Retype the whole listing verbatim and keep the pictures out of it.

--- START ---

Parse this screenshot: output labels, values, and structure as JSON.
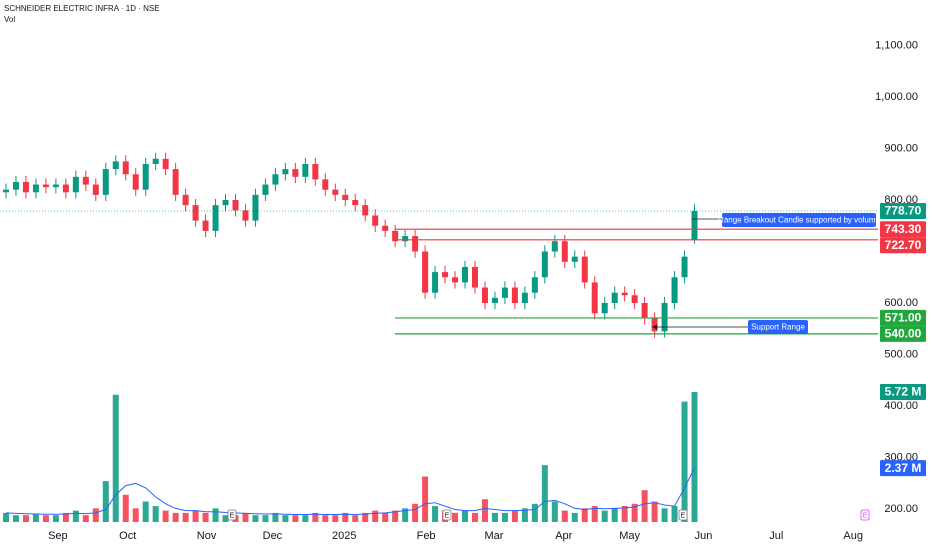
{
  "chart_data": {
    "type": "candlestick",
    "title": "SCHNEIDER ELECTRIC INFRA · 1D · NSE",
    "subtitle": "Vol",
    "up_color": "#089981",
    "down_color": "#f23645",
    "ma_color": "#2962ff",
    "open": [
      815,
      820,
      835,
      815,
      830,
      825,
      830,
      815,
      845,
      830,
      810,
      860,
      875,
      850,
      820,
      870,
      880,
      860,
      810,
      790,
      760,
      740,
      790,
      800,
      780,
      760,
      810,
      830,
      850,
      860,
      845,
      870,
      840,
      820,
      810,
      800,
      790,
      770,
      750,
      740,
      720,
      730,
      700,
      620,
      660,
      650,
      640,
      670,
      630,
      600,
      610,
      630,
      600,
      620,
      650,
      700,
      720,
      680,
      690,
      640,
      580,
      600,
      620,
      615,
      600,
      570,
      545,
      600,
      650,
      722
    ],
    "high": [
      832,
      847,
      847,
      842,
      842,
      842,
      842,
      857,
      857,
      842,
      872,
      887,
      887,
      862,
      882,
      892,
      892,
      872,
      822,
      802,
      772,
      802,
      812,
      812,
      792,
      822,
      842,
      862,
      872,
      872,
      882,
      882,
      852,
      832,
      822,
      812,
      802,
      782,
      762,
      752,
      742,
      742,
      712,
      672,
      672,
      662,
      682,
      682,
      642,
      622,
      642,
      642,
      632,
      662,
      712,
      732,
      732,
      702,
      702,
      652,
      612,
      632,
      632,
      627,
      612,
      582,
      612,
      662,
      702,
      792
    ],
    "low": [
      803,
      808,
      803,
      803,
      813,
      813,
      803,
      803,
      818,
      798,
      798,
      848,
      838,
      808,
      808,
      858,
      848,
      798,
      778,
      748,
      728,
      728,
      778,
      768,
      748,
      748,
      798,
      818,
      838,
      833,
      833,
      828,
      808,
      798,
      788,
      778,
      758,
      738,
      728,
      708,
      708,
      688,
      608,
      608,
      638,
      628,
      628,
      618,
      588,
      588,
      598,
      588,
      588,
      608,
      638,
      688,
      668,
      668,
      628,
      568,
      568,
      588,
      603,
      588,
      558,
      533,
      533,
      588,
      638,
      715
    ],
    "close": [
      820,
      835,
      815,
      830,
      825,
      830,
      815,
      845,
      830,
      810,
      860,
      875,
      850,
      820,
      870,
      880,
      860,
      810,
      790,
      760,
      740,
      790,
      800,
      780,
      760,
      810,
      830,
      850,
      860,
      845,
      870,
      840,
      820,
      810,
      800,
      790,
      770,
      750,
      740,
      720,
      730,
      700,
      620,
      660,
      650,
      640,
      670,
      630,
      600,
      610,
      630,
      600,
      620,
      650,
      700,
      720,
      680,
      690,
      640,
      580,
      600,
      620,
      615,
      600,
      570,
      545,
      600,
      650,
      690,
      778.7
    ],
    "volume": [
      0.4,
      0.3,
      0.3,
      0.35,
      0.3,
      0.3,
      0.4,
      0.5,
      0.3,
      0.6,
      1.8,
      5.6,
      1.2,
      0.6,
      0.9,
      0.7,
      0.5,
      0.4,
      0.4,
      0.5,
      0.4,
      0.6,
      0.3,
      0.3,
      0.4,
      0.3,
      0.3,
      0.4,
      0.3,
      0.3,
      0.3,
      0.4,
      0.3,
      0.3,
      0.4,
      0.3,
      0.4,
      0.5,
      0.4,
      0.5,
      0.6,
      0.8,
      2.0,
      0.7,
      0.5,
      0.4,
      0.5,
      0.4,
      1.0,
      0.4,
      0.4,
      0.5,
      0.6,
      0.8,
      2.5,
      0.9,
      0.5,
      0.4,
      0.6,
      0.7,
      0.5,
      0.6,
      0.7,
      0.8,
      1.4,
      0.9,
      0.6,
      0.7,
      5.3,
      5.72
    ],
    "volume_ma": [
      0.4,
      0.38,
      0.36,
      0.35,
      0.34,
      0.34,
      0.35,
      0.38,
      0.37,
      0.4,
      0.55,
      1.2,
      1.6,
      1.7,
      1.5,
      1.1,
      0.8,
      0.6,
      0.5,
      0.5,
      0.45,
      0.45,
      0.42,
      0.4,
      0.38,
      0.36,
      0.35,
      0.35,
      0.34,
      0.33,
      0.33,
      0.34,
      0.33,
      0.33,
      0.34,
      0.33,
      0.35,
      0.38,
      0.4,
      0.45,
      0.5,
      0.55,
      0.8,
      0.85,
      0.7,
      0.55,
      0.5,
      0.5,
      0.6,
      0.55,
      0.5,
      0.5,
      0.52,
      0.55,
      0.9,
      0.95,
      0.8,
      0.6,
      0.55,
      0.6,
      0.58,
      0.6,
      0.62,
      0.66,
      0.8,
      0.85,
      0.75,
      0.7,
      1.5,
      2.37
    ],
    "xlim": [
      -0.3,
      92.9
    ],
    "xticks": [
      {
        "value": 5.2,
        "label": "Sep"
      },
      {
        "value": 12.2,
        "label": "Oct"
      },
      {
        "value": 20.1,
        "label": "Nov"
      },
      {
        "value": 26.7,
        "label": "Dec"
      },
      {
        "value": 33.9,
        "label": "2025"
      },
      {
        "value": 42.1,
        "label": "Feb"
      },
      {
        "value": 48.9,
        "label": "Mar"
      },
      {
        "value": 55.9,
        "label": "Apr"
      },
      {
        "value": 62.5,
        "label": "May"
      },
      {
        "value": 69.9,
        "label": "Jun"
      },
      {
        "value": 77.2,
        "label": "Jul"
      },
      {
        "value": 84.9,
        "label": "Aug"
      }
    ],
    "ylim": [
      180,
      1130
    ],
    "yticks": [
      {
        "value": 1100,
        "label": "1,100.00"
      },
      {
        "value": 1000,
        "label": "1,000.00"
      },
      {
        "value": 900,
        "label": "900.00"
      },
      {
        "value": 800,
        "label": "800.00"
      },
      {
        "value": 600,
        "label": "600.00"
      },
      {
        "value": 500,
        "label": "500.00"
      },
      {
        "value": 400,
        "label": "400.00"
      },
      {
        "value": 300,
        "label": "300.00"
      },
      {
        "value": 200,
        "label": "200.00"
      }
    ],
    "volume_lim": [
      0,
      5.72
    ],
    "last_price": {
      "value": 778.7,
      "label": "778.70",
      "color": "#089981"
    },
    "levels": [
      {
        "value": 743.3,
        "label": "743.30",
        "color": "#f23645"
      },
      {
        "value": 722.7,
        "label": "722.70",
        "color": "#f23645"
      },
      {
        "value": 571,
        "label": "571.00",
        "color": "#22a73e"
      },
      {
        "value": 540,
        "label": "540.00",
        "color": "#22a73e"
      }
    ],
    "volume_last": {
      "value": 5.72,
      "label": "5.72 M",
      "color": "#089981"
    },
    "volume_ma_last": {
      "value": 2.37,
      "label": "2.37 M",
      "color": "#2962ff"
    },
    "annotations": [
      "Range Breakout Candle supported by volume",
      "Support Range"
    ],
    "event_markers": [
      "E",
      "E",
      "E",
      "E"
    ]
  }
}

--- END ---

• [The answer]
Parse this screenshot: output labels, values, and structure as JSON.
{
  "chart_data": {
    "type": "candlestick",
    "title": "SCHNEIDER ELECTRIC INFRA · 1D · NSE",
    "subtitle": "Vol",
    "up_color": "#089981",
    "down_color": "#f23645",
    "ma_color": "#2962ff",
    "open": [
      815,
      820,
      835,
      815,
      830,
      825,
      830,
      815,
      845,
      830,
      810,
      860,
      875,
      850,
      820,
      870,
      880,
      860,
      810,
      790,
      760,
      740,
      790,
      800,
      780,
      760,
      810,
      830,
      850,
      860,
      845,
      870,
      840,
      820,
      810,
      800,
      790,
      770,
      750,
      740,
      720,
      730,
      700,
      620,
      660,
      650,
      640,
      670,
      630,
      600,
      610,
      630,
      600,
      620,
      650,
      700,
      720,
      680,
      690,
      640,
      580,
      600,
      620,
      615,
      600,
      570,
      545,
      600,
      650,
      722
    ],
    "high": [
      832,
      847,
      847,
      842,
      842,
      842,
      842,
      857,
      857,
      842,
      872,
      887,
      887,
      862,
      882,
      892,
      892,
      872,
      822,
      802,
      772,
      802,
      812,
      812,
      792,
      822,
      842,
      862,
      872,
      872,
      882,
      882,
      852,
      832,
      822,
      812,
      802,
      782,
      762,
      752,
      742,
      742,
      712,
      672,
      672,
      662,
      682,
      682,
      642,
      622,
      642,
      642,
      632,
      662,
      712,
      732,
      732,
      702,
      702,
      652,
      612,
      632,
      632,
      627,
      612,
      582,
      612,
      662,
      702,
      792
    ],
    "low": [
      803,
      808,
      803,
      803,
      813,
      813,
      803,
      803,
      818,
      798,
      798,
      848,
      838,
      808,
      808,
      858,
      848,
      798,
      778,
      748,
      728,
      728,
      778,
      768,
      748,
      748,
      798,
      818,
      838,
      833,
      833,
      828,
      808,
      798,
      788,
      778,
      758,
      738,
      728,
      708,
      708,
      688,
      608,
      608,
      638,
      628,
      628,
      618,
      588,
      588,
      598,
      588,
      588,
      608,
      638,
      688,
      668,
      668,
      628,
      568,
      568,
      588,
      603,
      588,
      558,
      533,
      533,
      588,
      638,
      715
    ],
    "close": [
      820,
      835,
      815,
      830,
      825,
      830,
      815,
      845,
      830,
      810,
      860,
      875,
      850,
      820,
      870,
      880,
      860,
      810,
      790,
      760,
      740,
      790,
      800,
      780,
      760,
      810,
      830,
      850,
      860,
      845,
      870,
      840,
      820,
      810,
      800,
      790,
      770,
      750,
      740,
      720,
      730,
      700,
      620,
      660,
      650,
      640,
      670,
      630,
      600,
      610,
      630,
      600,
      620,
      650,
      700,
      720,
      680,
      690,
      640,
      580,
      600,
      620,
      615,
      600,
      570,
      545,
      600,
      650,
      690,
      778.7
    ],
    "volume": [
      0.4,
      0.3,
      0.3,
      0.35,
      0.3,
      0.3,
      0.4,
      0.5,
      0.3,
      0.6,
      1.8,
      5.6,
      1.2,
      0.6,
      0.9,
      0.7,
      0.5,
      0.4,
      0.4,
      0.5,
      0.4,
      0.6,
      0.3,
      0.3,
      0.4,
      0.3,
      0.3,
      0.4,
      0.3,
      0.3,
      0.3,
      0.4,
      0.3,
      0.3,
      0.4,
      0.3,
      0.4,
      0.5,
      0.4,
      0.5,
      0.6,
      0.8,
      2.0,
      0.7,
      0.5,
      0.4,
      0.5,
      0.4,
      1.0,
      0.4,
      0.4,
      0.5,
      0.6,
      0.8,
      2.5,
      0.9,
      0.5,
      0.4,
      0.6,
      0.7,
      0.5,
      0.6,
      0.7,
      0.8,
      1.4,
      0.9,
      0.6,
      0.7,
      5.3,
      5.72
    ],
    "volume_ma": [
      0.4,
      0.38,
      0.36,
      0.35,
      0.34,
      0.34,
      0.35,
      0.38,
      0.37,
      0.4,
      0.55,
      1.2,
      1.6,
      1.7,
      1.5,
      1.1,
      0.8,
      0.6,
      0.5,
      0.5,
      0.45,
      0.45,
      0.42,
      0.4,
      0.38,
      0.36,
      0.35,
      0.35,
      0.34,
      0.33,
      0.33,
      0.34,
      0.33,
      0.33,
      0.34,
      0.33,
      0.35,
      0.38,
      0.4,
      0.45,
      0.5,
      0.55,
      0.8,
      0.85,
      0.7,
      0.55,
      0.5,
      0.5,
      0.6,
      0.55,
      0.5,
      0.5,
      0.52,
      0.55,
      0.9,
      0.95,
      0.8,
      0.6,
      0.55,
      0.6,
      0.58,
      0.6,
      0.62,
      0.66,
      0.8,
      0.85,
      0.75,
      0.7,
      1.5,
      2.37
    ],
    "xlim": [
      -0.3,
      92.9
    ],
    "xticks": [
      {
        "value": 5.2,
        "label": "Sep"
      },
      {
        "value": 12.2,
        "label": "Oct"
      },
      {
        "value": 20.1,
        "label": "Nov"
      },
      {
        "value": 26.7,
        "label": "Dec"
      },
      {
        "value": 33.9,
        "label": "2025"
      },
      {
        "value": 42.1,
        "label": "Feb"
      },
      {
        "value": 48.9,
        "label": "Mar"
      },
      {
        "value": 55.9,
        "label": "Apr"
      },
      {
        "value": 62.5,
        "label": "May"
      },
      {
        "value": 69.9,
        "label": "Jun"
      },
      {
        "value": 77.2,
        "label": "Jul"
      },
      {
        "value": 84.9,
        "label": "Aug"
      }
    ],
    "ylim": [
      180,
      1130
    ],
    "yticks": [
      {
        "value": 1100,
        "label": "1,100.00"
      },
      {
        "value": 1000,
        "label": "1,000.00"
      },
      {
        "value": 900,
        "label": "900.00"
      },
      {
        "value": 800,
        "label": "800.00"
      },
      {
        "value": 600,
        "label": "600.00"
      },
      {
        "value": 500,
        "label": "500.00"
      },
      {
        "value": 400,
        "label": "400.00"
      },
      {
        "value": 300,
        "label": "300.00"
      },
      {
        "value": 200,
        "label": "200.00"
      }
    ],
    "volume_lim": [
      0,
      5.72
    ],
    "last_price": {
      "value": 778.7,
      "label": "778.70",
      "color": "#089981"
    },
    "levels": [
      {
        "value": 743.3,
        "label": "743.30",
        "color": "#f23645"
      },
      {
        "value": 722.7,
        "label": "722.70",
        "color": "#f23645"
      },
      {
        "value": 571,
        "label": "571.00",
        "color": "#22a73e"
      },
      {
        "value": 540,
        "label": "540.00",
        "color": "#22a73e"
      }
    ],
    "volume_last": {
      "value": 5.72,
      "label": "5.72 M",
      "color": "#089981"
    },
    "volume_ma_last": {
      "value": 2.37,
      "label": "2.37 M",
      "color": "#2962ff"
    },
    "annotations": [
      "Range Breakout Candle supported by volume",
      "Support Range"
    ],
    "event_markers": [
      "E",
      "E",
      "E",
      "E"
    ]
  }
}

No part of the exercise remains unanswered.